● **THE REQUEST**:
Can the data below be echoed back word for word?

● **GIVEN DATA**:
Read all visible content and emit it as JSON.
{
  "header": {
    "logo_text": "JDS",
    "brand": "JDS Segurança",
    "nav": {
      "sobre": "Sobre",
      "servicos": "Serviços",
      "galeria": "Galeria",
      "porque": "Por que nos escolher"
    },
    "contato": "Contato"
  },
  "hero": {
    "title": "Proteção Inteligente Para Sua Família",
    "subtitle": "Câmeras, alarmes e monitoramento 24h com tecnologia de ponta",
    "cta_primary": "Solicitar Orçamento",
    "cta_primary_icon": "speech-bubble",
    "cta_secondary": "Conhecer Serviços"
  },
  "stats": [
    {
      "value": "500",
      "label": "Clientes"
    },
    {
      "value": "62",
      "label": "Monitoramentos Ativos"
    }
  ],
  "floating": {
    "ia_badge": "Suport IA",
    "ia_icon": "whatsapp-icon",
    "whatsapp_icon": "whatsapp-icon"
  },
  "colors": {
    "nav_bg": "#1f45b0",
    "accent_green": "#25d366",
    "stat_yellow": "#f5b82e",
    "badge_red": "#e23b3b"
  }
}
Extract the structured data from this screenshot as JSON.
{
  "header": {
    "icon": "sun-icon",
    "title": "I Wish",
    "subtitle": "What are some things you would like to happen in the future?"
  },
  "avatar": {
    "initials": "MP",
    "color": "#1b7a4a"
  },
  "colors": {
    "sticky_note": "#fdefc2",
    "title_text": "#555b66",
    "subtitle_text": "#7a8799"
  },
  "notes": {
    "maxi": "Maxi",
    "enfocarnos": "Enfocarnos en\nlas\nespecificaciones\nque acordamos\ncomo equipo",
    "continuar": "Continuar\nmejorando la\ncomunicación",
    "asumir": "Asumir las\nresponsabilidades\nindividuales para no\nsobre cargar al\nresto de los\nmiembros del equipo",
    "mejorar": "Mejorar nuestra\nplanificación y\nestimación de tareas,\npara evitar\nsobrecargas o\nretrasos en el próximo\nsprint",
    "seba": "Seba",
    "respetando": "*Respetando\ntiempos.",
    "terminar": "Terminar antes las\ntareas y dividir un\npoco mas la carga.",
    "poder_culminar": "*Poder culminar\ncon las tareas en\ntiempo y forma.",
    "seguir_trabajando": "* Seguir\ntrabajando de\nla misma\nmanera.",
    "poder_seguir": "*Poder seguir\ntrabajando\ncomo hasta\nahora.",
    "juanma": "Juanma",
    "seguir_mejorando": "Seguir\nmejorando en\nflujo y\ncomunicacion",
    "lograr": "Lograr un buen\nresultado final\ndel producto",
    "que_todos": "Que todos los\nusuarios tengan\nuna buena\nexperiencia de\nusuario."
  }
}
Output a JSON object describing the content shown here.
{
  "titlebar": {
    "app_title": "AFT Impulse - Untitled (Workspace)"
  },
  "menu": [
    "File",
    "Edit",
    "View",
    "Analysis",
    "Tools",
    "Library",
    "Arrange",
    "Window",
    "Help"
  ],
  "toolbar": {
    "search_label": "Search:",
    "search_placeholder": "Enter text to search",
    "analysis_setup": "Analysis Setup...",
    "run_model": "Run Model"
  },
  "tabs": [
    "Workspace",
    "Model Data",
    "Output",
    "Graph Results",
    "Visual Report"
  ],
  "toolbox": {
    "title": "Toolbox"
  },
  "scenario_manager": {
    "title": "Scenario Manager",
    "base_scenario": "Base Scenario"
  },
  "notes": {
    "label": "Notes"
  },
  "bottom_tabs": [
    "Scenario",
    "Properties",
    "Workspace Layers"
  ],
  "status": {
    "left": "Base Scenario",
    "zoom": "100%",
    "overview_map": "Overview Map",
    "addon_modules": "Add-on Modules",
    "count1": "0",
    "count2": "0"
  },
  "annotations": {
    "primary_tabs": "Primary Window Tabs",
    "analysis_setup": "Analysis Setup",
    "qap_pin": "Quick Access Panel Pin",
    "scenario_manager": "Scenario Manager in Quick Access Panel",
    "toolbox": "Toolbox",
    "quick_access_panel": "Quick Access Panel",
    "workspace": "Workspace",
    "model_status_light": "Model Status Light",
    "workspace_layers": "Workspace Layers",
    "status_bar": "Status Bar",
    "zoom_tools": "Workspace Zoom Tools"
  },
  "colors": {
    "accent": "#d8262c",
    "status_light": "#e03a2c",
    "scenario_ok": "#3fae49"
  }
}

● **WORKED ANSWER**:
Read all visible content and emit it as JSON.
{
  "header": {
    "logo_text": "JDS",
    "brand": "JDS Segurança",
    "nav": {
      "sobre": "Sobre",
      "servicos": "Serviços",
      "galeria": "Galeria",
      "porque": "Por que nos escolher"
    },
    "contato": "Contato"
  },
  "hero": {
    "title": "Proteção Inteligente Para Sua Família",
    "subtitle": "Câmeras, alarmes e monitoramento 24h com tecnologia de ponta",
    "cta_primary": "Solicitar Orçamento",
    "cta_primary_icon": "speech-bubble",
    "cta_secondary": "Conhecer Serviços"
  },
  "stats": [
    {
      "value": "500",
      "label": "Clientes"
    },
    {
      "value": "62",
      "label": "Monitoramentos Ativos"
    }
  ],
  "floating": {
    "ia_badge": "Suport IA",
    "ia_icon": "whatsapp-icon",
    "whatsapp_icon": "whatsapp-icon"
  },
  "colors": {
    "nav_bg": "#1f45b0",
    "accent_green": "#25d366",
    "stat_yellow": "#f5b82e",
    "badge_red": "#e23b3b"
  }
}
Extract the structured data from this screenshot as JSON.
{
  "header": {
    "icon": "sun-icon",
    "title": "I Wish",
    "subtitle": "What are some things you would like to happen in the future?"
  },
  "avatar": {
    "initials": "MP",
    "color": "#1b7a4a"
  },
  "colors": {
    "sticky_note": "#fdefc2",
    "title_text": "#555b66",
    "subtitle_text": "#7a8799"
  },
  "notes": {
    "maxi": "Maxi",
    "enfocarnos": "Enfocarnos en\nlas\nespecificaciones\nque acordamos\ncomo equipo",
    "continuar": "Continuar\nmejorando la\ncomunicación",
    "asumir": "Asumir las\nresponsabilidades\nindividuales para no\nsobre cargar al\nresto de los\nmiembros del equipo",
    "mejorar": "Mejorar nuestra\nplanificación y\nestimación de tareas,\npara evitar\nsobrecargas o\nretrasos en el próximo\nsprint",
    "seba": "Seba",
    "respetando": "*Respetando\ntiempos.",
    "terminar": "Terminar antes las\ntareas y dividir un\npoco mas la carga.",
    "poder_culminar": "*Poder culminar\ncon las tareas en\ntiempo y forma.",
    "seguir_trabajando": "* Seguir\ntrabajando de\nla misma\nmanera.",
    "poder_seguir": "*Poder seguir\ntrabajando\ncomo hasta\nahora.",
    "juanma": "Juanma",
    "seguir_mejorando": "Seguir\nmejorando en\nflujo y\ncomunicacion",
    "lograr": "Lograr un buen\nresultado final\ndel producto",
    "que_todos": "Que todos los\nusuarios tengan\nuna buena\nexperiencia de\nusuario."
  }
}
Output a JSON object describing the content shown here.
{
  "titlebar": {
    "app_title": "AFT Impulse - Untitled (Workspace)"
  },
  "menu": [
    "File",
    "Edit",
    "View",
    "Analysis",
    "Tools",
    "Library",
    "Arrange",
    "Window",
    "Help"
  ],
  "toolbar": {
    "search_label": "Search:",
    "search_placeholder": "Enter text to search",
    "analysis_setup": "Analysis Setup...",
    "run_model": "Run Model"
  },
  "tabs": [
    "Workspace",
    "Model Data",
    "Output",
    "Graph Results",
    "Visual Report"
  ],
  "toolbox": {
    "title": "Toolbox"
  },
  "scenario_manager": {
    "title": "Scenario Manager",
    "base_scenario": "Base Scenario"
  },
  "notes": {
    "label": "Notes"
  },
  "bottom_tabs": [
    "Scenario",
    "Properties",
    "Workspace Layers"
  ],
  "status": {
    "left": "Base Scenario",
    "zoom": "100%",
    "overview_map": "Overview Map",
    "addon_modules": "Add-on Modules",
    "count1": "0",
    "count2": "0"
  },
  "annotations": {
    "primary_tabs": "Primary Window Tabs",
    "analysis_setup": "Analysis Setup",
    "qap_pin": "Quick Access Panel Pin",
    "scenario_manager": "Scenario Manager in Quick Access Panel",
    "toolbox": "Toolbox",
    "quick_access_panel": "Quick Access Panel",
    "workspace": "Workspace",
    "model_status_light": "Model Status Light",
    "workspace_layers": "Workspace Layers",
    "status_bar": "Status Bar",
    "zoom_tools": "Workspace Zoom Tools"
  },
  "colors": {
    "accent": "#d8262c",
    "status_light": "#e03a2c",
    "scenario_ok": "#3fae49"
  }
}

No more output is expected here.